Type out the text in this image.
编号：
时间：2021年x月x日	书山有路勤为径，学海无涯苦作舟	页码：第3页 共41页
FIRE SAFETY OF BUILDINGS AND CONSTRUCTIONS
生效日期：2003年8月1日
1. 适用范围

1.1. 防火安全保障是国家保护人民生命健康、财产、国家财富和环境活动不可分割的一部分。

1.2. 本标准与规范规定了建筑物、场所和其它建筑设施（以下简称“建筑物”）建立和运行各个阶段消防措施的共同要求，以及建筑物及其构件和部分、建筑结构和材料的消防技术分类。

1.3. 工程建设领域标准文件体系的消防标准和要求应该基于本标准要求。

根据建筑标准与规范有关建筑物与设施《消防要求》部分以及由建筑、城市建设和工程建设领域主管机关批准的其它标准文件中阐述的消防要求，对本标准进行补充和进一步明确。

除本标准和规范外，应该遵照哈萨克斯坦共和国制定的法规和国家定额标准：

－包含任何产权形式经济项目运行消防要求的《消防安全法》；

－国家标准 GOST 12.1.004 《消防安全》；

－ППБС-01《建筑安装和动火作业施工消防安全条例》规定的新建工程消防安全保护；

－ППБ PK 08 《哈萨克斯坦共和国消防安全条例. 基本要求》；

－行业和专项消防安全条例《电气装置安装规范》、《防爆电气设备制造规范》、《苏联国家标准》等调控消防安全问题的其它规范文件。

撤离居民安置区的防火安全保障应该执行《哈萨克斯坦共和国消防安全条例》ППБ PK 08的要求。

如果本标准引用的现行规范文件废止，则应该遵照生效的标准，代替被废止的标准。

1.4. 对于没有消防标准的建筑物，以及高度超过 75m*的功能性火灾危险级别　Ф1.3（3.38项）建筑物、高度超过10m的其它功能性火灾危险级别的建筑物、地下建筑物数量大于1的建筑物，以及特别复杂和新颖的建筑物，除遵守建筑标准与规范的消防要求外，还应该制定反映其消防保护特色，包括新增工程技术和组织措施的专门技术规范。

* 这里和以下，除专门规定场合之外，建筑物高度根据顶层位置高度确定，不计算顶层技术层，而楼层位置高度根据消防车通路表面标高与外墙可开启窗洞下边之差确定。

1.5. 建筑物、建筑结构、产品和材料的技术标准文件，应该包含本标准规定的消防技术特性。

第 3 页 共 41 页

====

* _AIM_
Nothing should be left out: return all of the records exactly.

* _TASK RESULT_
Type out the text in this image.
编号：
时间：2021年x月x日	书山有路勤为径，学海无涯苦作舟	页码：第3页 共41页
FIRE SAFETY OF BUILDINGS AND CONSTRUCTIONS
生效日期：2003年8月1日
1. 适用范围

1.1. 防火安全保障是国家保护人民生命健康、财产、国家财富和环境活动不可分割的一部分。

1.2. 本标准与规范规定了建筑物、场所和其它建筑设施（以下简称“建筑物”）建立和运行各个阶段消防措施的共同要求，以及建筑物及其构件和部分、建筑结构和材料的消防技术分类。

1.3. 工程建设领域标准文件体系的消防标准和要求应该基于本标准要求。

根据建筑标准与规范有关建筑物与设施《消防要求》部分以及由建筑、城市建设和工程建设领域主管机关批准的其它标准文件中阐述的消防要求，对本标准进行补充和进一步明确。

除本标准和规范外，应该遵照哈萨克斯坦共和国制定的法规和国家定额标准：

－包含任何产权形式经济项目运行消防要求的《消防安全法》；

－国家标准 GOST 12.1.004 《消防安全》；

－ППБС-01《建筑安装和动火作业施工消防安全条例》规定的新建工程消防安全保护；

－ППБ PK 08 《哈萨克斯坦共和国消防安全条例. 基本要求》；

－行业和专项消防安全条例《电气装置安装规范》、《防爆电气设备制造规范》、《苏联国家标准》等调控消防安全问题的其它规范文件。

撤离居民安置区的防火安全保障应该执行《哈萨克斯坦共和国消防安全条例》ППБ PK 08的要求。

如果本标准引用的现行规范文件废止，则应该遵照生效的标准，代替被废止的标准。

1.4. 对于没有消防标准的建筑物，以及高度超过 75m*的功能性火灾危险级别　Ф1.3（3.38项）建筑物、高度超过10m的其它功能性火灾危险级别的建筑物、地下建筑物数量大于1的建筑物，以及特别复杂和新颖的建筑物，除遵守建筑标准与规范的消防要求外，还应该制定反映其消防保护特色，包括新增工程技术和组织措施的专门技术规范。

* 这里和以下，除专门规定场合之外，建筑物高度根据顶层位置高度确定，不计算顶层技术层，而楼层位置高度根据消防车通路表面标高与外墙可开启窗洞下边之差确定。

1.5. 建筑物、建筑结构、产品和材料的技术标准文件，应该包含本标准规定的消防技术特性。

第 3 页 共 41 页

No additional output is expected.